* [Task statement] Give the number of lines in the entries that contain "Canal". State only the count.

* [Raw records]

——

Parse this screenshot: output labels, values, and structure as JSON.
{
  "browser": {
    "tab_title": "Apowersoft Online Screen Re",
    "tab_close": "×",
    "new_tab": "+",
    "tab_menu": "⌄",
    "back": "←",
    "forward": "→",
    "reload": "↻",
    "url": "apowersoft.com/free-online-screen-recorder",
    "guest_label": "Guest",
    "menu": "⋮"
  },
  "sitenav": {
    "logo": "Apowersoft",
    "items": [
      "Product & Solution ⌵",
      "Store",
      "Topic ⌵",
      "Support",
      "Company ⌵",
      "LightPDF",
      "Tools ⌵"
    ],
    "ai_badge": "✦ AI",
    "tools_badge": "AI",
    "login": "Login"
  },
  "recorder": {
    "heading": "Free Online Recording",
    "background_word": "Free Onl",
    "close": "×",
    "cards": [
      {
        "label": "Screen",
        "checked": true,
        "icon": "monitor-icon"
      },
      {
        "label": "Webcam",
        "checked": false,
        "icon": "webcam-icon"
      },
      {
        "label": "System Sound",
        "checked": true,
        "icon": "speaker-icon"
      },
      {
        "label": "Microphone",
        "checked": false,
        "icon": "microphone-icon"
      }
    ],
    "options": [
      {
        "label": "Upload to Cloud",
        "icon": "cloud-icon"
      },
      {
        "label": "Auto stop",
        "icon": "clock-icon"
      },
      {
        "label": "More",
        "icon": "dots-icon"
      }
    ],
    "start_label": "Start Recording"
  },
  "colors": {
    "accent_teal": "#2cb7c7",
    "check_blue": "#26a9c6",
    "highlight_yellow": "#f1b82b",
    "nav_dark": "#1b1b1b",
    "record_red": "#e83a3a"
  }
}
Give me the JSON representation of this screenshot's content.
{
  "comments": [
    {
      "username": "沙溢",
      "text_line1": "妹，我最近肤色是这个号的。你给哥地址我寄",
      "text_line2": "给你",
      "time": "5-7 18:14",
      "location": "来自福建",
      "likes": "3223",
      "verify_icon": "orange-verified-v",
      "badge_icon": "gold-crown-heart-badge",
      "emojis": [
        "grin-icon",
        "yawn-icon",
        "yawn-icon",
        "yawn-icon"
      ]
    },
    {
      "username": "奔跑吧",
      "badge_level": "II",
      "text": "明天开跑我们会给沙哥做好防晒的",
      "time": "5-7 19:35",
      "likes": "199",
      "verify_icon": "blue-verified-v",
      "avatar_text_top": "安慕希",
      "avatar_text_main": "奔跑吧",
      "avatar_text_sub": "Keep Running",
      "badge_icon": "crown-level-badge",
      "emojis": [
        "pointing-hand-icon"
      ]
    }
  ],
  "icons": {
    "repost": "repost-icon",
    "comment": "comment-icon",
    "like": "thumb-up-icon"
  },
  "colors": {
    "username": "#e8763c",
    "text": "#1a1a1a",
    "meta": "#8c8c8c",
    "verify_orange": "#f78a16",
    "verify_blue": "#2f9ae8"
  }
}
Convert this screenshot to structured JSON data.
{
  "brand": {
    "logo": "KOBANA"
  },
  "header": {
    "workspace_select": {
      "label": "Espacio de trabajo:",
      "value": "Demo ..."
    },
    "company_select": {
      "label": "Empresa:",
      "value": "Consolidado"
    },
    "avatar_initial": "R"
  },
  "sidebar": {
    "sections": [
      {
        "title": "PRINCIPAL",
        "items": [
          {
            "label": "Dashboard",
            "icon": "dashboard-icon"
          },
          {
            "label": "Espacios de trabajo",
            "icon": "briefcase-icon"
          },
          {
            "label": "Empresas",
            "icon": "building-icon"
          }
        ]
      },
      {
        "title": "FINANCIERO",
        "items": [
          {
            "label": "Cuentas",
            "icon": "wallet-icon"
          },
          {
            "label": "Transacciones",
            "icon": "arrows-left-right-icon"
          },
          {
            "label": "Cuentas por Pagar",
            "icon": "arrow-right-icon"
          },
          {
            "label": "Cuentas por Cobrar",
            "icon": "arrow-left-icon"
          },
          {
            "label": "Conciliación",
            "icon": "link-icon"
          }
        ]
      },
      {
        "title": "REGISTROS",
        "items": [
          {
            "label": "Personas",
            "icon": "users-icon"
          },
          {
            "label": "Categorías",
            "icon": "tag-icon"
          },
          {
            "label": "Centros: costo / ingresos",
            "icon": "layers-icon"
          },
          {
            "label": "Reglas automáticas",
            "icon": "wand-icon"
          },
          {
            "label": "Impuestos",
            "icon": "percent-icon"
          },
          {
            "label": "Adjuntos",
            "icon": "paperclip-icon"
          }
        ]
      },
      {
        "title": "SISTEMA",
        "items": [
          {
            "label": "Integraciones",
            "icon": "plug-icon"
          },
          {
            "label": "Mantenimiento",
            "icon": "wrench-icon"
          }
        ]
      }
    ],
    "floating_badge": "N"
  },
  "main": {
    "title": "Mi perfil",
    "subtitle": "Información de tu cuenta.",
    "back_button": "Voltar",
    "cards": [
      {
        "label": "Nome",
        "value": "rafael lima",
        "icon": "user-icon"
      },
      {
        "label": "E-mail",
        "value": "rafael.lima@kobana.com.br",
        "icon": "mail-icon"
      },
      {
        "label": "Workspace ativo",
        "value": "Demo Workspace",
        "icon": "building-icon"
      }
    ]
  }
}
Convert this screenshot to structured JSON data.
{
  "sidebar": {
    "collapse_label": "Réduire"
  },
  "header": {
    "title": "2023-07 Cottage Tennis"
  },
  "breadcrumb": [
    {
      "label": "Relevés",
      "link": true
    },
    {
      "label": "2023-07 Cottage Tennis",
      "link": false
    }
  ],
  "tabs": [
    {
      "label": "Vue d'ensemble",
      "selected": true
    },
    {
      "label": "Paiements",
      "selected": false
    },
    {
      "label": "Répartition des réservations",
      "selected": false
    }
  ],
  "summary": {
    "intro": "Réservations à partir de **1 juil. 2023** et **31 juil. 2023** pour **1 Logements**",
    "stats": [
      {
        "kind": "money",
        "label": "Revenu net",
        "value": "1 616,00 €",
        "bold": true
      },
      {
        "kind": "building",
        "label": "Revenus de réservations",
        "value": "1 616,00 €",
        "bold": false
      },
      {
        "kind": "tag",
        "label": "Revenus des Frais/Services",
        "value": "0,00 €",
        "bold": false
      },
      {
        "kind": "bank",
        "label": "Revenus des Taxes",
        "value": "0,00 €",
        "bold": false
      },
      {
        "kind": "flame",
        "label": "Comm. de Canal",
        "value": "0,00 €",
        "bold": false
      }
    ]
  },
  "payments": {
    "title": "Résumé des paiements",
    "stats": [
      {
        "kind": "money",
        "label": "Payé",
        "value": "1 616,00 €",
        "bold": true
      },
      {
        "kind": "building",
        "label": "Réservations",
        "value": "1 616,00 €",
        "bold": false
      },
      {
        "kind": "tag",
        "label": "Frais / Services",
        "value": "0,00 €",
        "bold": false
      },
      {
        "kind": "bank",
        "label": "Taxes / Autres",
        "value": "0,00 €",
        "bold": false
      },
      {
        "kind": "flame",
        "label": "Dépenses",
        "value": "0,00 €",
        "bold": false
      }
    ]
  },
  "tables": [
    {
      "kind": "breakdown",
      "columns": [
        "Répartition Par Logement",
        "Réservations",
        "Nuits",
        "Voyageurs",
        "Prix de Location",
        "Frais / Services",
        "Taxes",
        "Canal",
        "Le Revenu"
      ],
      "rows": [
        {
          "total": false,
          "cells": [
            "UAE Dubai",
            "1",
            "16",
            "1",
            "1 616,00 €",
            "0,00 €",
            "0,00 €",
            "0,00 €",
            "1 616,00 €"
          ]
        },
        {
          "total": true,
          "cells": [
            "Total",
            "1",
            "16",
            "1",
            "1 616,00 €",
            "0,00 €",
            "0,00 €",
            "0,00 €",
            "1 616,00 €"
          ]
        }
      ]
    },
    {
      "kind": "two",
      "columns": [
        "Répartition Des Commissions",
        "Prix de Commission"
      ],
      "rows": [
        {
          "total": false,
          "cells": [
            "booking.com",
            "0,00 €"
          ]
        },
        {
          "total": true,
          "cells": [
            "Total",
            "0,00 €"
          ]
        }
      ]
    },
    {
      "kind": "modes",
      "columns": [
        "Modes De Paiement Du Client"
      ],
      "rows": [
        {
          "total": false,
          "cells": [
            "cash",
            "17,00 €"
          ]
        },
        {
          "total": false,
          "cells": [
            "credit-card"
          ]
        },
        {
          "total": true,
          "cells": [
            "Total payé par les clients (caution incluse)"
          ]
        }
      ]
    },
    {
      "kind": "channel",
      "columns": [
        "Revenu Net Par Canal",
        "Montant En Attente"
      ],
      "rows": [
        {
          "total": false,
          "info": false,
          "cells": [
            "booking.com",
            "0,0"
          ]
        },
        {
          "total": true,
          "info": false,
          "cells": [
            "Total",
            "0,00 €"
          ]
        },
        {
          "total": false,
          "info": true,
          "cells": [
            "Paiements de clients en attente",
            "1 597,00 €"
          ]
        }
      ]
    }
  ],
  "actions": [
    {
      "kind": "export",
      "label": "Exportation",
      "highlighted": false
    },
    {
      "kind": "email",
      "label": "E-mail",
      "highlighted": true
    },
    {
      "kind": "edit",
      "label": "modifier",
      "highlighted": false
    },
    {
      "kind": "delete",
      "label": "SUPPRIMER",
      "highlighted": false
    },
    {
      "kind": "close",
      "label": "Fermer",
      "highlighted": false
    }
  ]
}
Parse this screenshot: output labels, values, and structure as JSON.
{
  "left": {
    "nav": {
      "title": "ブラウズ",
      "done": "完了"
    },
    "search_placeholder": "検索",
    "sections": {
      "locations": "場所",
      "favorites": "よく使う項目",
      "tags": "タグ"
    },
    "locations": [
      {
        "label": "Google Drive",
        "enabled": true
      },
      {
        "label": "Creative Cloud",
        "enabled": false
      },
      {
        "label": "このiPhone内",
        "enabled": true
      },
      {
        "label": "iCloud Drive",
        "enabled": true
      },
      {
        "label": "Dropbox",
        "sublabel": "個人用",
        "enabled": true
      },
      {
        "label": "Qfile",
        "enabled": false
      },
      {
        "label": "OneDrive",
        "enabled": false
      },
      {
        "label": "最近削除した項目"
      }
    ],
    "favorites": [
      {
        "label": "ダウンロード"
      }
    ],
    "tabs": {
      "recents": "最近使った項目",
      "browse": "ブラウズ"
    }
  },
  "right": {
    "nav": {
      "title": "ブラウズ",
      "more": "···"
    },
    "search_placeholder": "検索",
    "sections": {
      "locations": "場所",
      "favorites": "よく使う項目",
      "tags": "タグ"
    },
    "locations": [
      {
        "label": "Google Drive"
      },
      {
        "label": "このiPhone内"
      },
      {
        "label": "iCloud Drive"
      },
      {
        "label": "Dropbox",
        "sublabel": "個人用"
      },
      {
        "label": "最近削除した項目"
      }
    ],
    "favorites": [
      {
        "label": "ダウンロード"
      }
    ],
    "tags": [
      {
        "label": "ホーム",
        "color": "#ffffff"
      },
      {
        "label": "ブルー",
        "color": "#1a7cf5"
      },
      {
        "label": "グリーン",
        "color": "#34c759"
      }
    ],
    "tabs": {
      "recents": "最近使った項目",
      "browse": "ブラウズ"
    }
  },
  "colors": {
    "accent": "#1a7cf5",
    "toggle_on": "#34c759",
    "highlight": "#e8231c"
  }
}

——

* [Answer] 3